**Using the information**
1. Answer these from the passage on habit reversal training:
(a) Who developed habit reversal training, and in what decade?
(b) What competing response does the passage give for skin picking?
(c) For which two conditions do randomized controlled trials show HRT and ComB to be effective?
2. Retype the passage on habit reversal training word for word, from "What Parents Can" to "source of conflict.".
3. Continue the piece on habit reversal training, starting after its final sentence.

**Extracted text**

# # # #

Habit Reversal Training
The best-evidenced treatment is habit reversal training (HRT), a behavioural therapy developed by Nathan Azrin and R. Gregory Nunn in the 1970s and refined since by Michael Twohig, Douglas Woods, and others. The Comprehensive Behavioural Treatment (ComB) model, developed by Charles Mansueto and refined by Woods and colleagues, extends HRT for more complex presentations.
HRT has two main parts:
Awareness training. The child (with help) maps out exactly when and where the behaviour happens — the specific situations (sitting at a desk, watching TV, lying in bed), the emotional or sensory states that precede it, and the small physical signals that come just before (the hand drifting up, fingers tensing). Most people are surprised by how patterned the behaviour is once they look. It's much more situationally specific than it feels from inside.
Competing response. An alternative behaviour, physically incompatible with the BFRB, that can be done quietly in the same situations. For hair pulling, that might be making a fist or placing the hand flat on the leg. For skin picking, holding a textured ring or a smooth stone. For nail biting, a fidget tool or a strong-tasting nail varnish. The competing response needs to engage the same kind of sensory need — generic advice like "put your hands in your pockets" rarely works because it doesn't satisfy what the BFRB was satisfying.
Multiple randomised controlled trials show HRT and ComB are effective for trichotillomania and excoriation disorder in both children and adults. Response is reasonably good for those who can engage with the work — though it requires practice and the willingness to pay sustained attention to a behaviour the person has often spent years avoiding looking at.
What Parents Can Do
Start by reducing shame. A parent who says "I've noticed you're pulling your hair — I want you to know lots of people do this, there's a therapy that helps, and we can talk about it whenever you're ready" creates a different family climate than one who slaps the hand away or makes the behaviour a recurring source of conflict.
Pointing out the behaviour in real time is useful within the structure of HRT — that's how awareness gets built. Outside that context, real-time reminders mostly increase self-consciousness and shame without reducing the behaviour. So unless you're working through HRT exercises together with a clinician's guidance, try to leave the in-the-moment commentary alone.

# # # #

**Available data**
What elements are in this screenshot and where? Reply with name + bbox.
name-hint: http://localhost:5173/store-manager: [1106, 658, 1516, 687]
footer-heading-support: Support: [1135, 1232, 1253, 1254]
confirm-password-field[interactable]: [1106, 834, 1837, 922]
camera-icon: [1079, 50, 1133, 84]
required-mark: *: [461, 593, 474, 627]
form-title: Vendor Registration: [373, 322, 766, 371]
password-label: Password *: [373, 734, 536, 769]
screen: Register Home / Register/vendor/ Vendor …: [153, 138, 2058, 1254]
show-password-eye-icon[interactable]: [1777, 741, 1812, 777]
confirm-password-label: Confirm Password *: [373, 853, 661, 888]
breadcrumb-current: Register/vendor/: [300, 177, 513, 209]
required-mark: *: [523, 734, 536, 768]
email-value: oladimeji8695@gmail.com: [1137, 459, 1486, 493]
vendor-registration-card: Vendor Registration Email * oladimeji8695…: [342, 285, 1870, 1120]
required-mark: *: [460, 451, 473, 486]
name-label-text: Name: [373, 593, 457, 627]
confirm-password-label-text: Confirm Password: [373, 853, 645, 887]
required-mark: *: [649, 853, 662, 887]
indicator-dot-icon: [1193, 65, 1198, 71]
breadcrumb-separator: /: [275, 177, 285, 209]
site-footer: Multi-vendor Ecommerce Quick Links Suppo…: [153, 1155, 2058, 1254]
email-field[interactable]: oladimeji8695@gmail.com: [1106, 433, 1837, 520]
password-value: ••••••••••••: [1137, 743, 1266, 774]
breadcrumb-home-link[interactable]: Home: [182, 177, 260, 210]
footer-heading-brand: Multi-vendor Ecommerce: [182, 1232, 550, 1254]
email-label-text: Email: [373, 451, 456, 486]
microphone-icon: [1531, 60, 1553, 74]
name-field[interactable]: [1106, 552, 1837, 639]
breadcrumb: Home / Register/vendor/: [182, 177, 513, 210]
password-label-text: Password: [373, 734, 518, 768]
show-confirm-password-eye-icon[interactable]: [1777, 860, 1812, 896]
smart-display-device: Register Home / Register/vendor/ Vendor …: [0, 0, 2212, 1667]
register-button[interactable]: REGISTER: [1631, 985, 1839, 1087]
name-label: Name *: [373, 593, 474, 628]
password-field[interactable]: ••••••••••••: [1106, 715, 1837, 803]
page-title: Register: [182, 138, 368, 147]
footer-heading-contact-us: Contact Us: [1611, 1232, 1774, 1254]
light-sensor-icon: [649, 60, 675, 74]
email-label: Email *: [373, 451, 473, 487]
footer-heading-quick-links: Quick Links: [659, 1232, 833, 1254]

# # # #

**Answers to the exercise**
1.
(a) Nathan Azrin and R. Gregory Nunn, in the 1970s.
(b) Holding a textured ring or a smooth stone.
(c) Trichotillomania and excoriation disorder.

2.
What Parents Can Do
Start by reducing shame. A parent who says "I've noticed you're pulling your hair — I want you to know lots of people do this, there's a therapy that helps, and we can talk about it whenever you're ready" creates a different family climate than one who slaps the hand away or makes the behaviour a recurring source of conflict.

3.
For younger children, mild BFRBs that aren't causing significant damage or distress often fade on their own, particularly when they started during a period of stress that has since passed.
For children whose behaviour is causing visible damage (bald patches, wounds, infections), real distress, or social hiding (long sleeves in summer, hats indoors, avoiding swimming or PE), refer on. CAMHS can make the referral to a clinical psychologist trained in HRT or ComB; in practice, NHS waits are often long, and self-funded private psychology with a BFRB-trained therapist tends to be faster.
The TLC Foundation for Body-Focused Repetitive Behaviors (bfrb.org) maintains a therapist directory, self-help resources, and peer support networks.
Key Takeaways
Body-focused repetitive behaviours (BFRBs) – including nail biting, hair pulling (trichotillomania), skin picking (excoriation disorder), and cheek biting – are common in children and teenagers, affecting an estimated 2-5% of the population to a clinically significant degree and many more at a subclinical level. They are not simply bad habits: they are associated with emotional regulation, occur often during periods of boredom or focus rather than only anxiety, and have a neurobiological basis. Habit reversal training (HRT) – a behavioural therapy that involves awareness training and competing response development – is the best-evidenced treatment. Social stigma and shame are significant barriers to help-seeking.